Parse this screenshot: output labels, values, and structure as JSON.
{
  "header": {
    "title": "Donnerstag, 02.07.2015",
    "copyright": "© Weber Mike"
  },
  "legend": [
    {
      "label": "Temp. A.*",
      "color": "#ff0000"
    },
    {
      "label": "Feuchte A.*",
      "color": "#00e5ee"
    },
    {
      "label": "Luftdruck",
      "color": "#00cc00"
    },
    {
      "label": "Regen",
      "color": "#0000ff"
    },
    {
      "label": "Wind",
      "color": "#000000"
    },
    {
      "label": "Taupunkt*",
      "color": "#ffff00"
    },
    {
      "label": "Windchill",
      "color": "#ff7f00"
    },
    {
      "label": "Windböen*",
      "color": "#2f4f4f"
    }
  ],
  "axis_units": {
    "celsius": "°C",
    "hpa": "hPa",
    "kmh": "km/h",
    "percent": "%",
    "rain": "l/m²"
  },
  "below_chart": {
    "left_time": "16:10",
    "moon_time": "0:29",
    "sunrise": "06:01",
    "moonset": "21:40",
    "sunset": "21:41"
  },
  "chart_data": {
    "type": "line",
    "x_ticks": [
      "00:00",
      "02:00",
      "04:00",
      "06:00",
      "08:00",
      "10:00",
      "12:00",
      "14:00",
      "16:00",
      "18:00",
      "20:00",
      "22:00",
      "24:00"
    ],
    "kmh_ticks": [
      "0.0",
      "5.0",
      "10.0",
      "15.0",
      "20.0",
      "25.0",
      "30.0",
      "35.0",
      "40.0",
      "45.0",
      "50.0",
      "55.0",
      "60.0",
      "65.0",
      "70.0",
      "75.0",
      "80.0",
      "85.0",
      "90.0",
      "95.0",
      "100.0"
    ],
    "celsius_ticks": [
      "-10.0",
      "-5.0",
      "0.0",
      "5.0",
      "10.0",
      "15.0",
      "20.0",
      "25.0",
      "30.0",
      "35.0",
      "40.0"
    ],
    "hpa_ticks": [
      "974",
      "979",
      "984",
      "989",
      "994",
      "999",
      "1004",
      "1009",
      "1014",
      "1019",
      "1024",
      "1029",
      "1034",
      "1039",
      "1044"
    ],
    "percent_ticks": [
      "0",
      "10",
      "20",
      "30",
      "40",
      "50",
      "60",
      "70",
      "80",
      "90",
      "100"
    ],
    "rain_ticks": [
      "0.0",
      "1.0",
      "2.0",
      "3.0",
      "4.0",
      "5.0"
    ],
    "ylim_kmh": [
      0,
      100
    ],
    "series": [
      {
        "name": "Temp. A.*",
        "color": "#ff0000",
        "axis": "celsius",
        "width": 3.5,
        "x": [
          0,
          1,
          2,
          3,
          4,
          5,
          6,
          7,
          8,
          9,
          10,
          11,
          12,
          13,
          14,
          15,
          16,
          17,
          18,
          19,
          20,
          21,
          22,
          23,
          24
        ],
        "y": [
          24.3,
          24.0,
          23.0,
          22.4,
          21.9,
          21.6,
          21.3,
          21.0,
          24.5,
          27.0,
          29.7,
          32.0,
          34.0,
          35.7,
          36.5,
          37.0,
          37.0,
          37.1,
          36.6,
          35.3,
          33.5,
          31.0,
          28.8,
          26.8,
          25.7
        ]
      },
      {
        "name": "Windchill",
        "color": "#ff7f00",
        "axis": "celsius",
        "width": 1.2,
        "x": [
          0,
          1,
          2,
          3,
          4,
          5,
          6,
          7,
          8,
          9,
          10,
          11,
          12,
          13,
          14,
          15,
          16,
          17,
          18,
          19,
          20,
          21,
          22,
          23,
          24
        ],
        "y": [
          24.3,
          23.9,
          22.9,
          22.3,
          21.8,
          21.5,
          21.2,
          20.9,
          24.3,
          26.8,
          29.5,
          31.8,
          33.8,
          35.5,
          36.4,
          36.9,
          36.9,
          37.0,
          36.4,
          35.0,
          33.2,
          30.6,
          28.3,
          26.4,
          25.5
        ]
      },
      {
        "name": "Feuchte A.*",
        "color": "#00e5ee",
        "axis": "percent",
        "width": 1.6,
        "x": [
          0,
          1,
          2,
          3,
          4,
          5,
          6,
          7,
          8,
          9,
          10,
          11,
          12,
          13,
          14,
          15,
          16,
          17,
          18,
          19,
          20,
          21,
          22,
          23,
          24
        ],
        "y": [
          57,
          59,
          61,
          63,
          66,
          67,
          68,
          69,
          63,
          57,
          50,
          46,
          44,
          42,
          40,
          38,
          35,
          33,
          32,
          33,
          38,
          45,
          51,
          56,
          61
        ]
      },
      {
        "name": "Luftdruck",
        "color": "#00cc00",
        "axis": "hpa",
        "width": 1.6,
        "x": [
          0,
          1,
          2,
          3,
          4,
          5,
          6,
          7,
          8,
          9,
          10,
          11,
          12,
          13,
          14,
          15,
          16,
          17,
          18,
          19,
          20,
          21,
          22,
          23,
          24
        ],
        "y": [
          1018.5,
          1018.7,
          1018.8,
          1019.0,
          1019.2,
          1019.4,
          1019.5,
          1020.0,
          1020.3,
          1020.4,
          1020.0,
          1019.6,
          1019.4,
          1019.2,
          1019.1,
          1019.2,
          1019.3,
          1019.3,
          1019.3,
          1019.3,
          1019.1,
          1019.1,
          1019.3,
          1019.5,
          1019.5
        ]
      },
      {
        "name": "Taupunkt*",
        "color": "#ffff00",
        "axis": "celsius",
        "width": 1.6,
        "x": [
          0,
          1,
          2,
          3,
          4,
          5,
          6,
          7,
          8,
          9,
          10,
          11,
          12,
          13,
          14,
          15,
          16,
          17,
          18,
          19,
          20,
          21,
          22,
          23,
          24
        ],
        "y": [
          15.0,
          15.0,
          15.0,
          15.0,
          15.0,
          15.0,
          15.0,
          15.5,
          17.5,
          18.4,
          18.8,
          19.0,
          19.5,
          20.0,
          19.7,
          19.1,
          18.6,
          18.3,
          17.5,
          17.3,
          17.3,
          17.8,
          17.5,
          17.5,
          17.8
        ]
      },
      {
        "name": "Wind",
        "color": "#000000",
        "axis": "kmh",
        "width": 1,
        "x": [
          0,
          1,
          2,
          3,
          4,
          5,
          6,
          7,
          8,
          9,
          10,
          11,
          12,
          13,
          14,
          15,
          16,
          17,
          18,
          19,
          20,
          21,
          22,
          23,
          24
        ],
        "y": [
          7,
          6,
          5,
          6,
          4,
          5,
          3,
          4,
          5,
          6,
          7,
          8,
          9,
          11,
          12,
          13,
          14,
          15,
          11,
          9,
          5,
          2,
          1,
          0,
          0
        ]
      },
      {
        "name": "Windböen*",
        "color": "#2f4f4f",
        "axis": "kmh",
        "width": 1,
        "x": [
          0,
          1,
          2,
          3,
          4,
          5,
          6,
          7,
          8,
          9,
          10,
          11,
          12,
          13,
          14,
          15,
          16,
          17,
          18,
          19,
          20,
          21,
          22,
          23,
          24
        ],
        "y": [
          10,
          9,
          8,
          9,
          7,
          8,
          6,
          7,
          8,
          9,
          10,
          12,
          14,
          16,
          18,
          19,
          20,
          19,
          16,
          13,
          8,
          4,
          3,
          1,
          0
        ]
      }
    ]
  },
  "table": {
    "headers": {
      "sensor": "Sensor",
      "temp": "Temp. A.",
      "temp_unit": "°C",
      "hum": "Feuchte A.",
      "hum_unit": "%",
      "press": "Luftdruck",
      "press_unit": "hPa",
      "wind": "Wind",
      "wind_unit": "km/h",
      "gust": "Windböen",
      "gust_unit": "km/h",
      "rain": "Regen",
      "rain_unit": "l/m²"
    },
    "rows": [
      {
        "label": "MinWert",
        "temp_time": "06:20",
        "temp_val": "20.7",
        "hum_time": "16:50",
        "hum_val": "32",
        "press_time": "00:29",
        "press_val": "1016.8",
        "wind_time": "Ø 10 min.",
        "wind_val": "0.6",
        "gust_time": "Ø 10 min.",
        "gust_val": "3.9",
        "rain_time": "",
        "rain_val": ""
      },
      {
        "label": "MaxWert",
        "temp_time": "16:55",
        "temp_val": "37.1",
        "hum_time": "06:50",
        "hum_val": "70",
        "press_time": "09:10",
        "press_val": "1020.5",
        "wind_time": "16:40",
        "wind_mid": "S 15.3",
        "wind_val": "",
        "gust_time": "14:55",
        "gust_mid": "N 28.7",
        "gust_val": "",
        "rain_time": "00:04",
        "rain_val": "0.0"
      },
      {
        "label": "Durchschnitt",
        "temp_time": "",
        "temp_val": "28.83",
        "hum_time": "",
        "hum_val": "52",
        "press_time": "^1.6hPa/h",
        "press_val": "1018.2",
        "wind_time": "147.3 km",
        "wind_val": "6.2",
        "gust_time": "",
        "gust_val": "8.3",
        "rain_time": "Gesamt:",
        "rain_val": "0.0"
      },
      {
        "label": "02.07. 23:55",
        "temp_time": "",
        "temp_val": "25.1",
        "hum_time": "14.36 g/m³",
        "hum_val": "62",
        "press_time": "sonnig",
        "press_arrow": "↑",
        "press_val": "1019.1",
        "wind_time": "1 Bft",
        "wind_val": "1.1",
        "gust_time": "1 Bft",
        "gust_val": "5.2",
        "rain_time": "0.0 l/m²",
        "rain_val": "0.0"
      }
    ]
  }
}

***

> Exercise: Search the listing for the word "name" and return each line that holds it.

> Exercise result:
        "name": "Temp. A.*",
        "name": "Windchill",
        "name": "Feuchte A.*",
        "name": "Luftdruck",
        "name": "Taupunkt*",
        "name": "Wind",
        "name": "Windböen*",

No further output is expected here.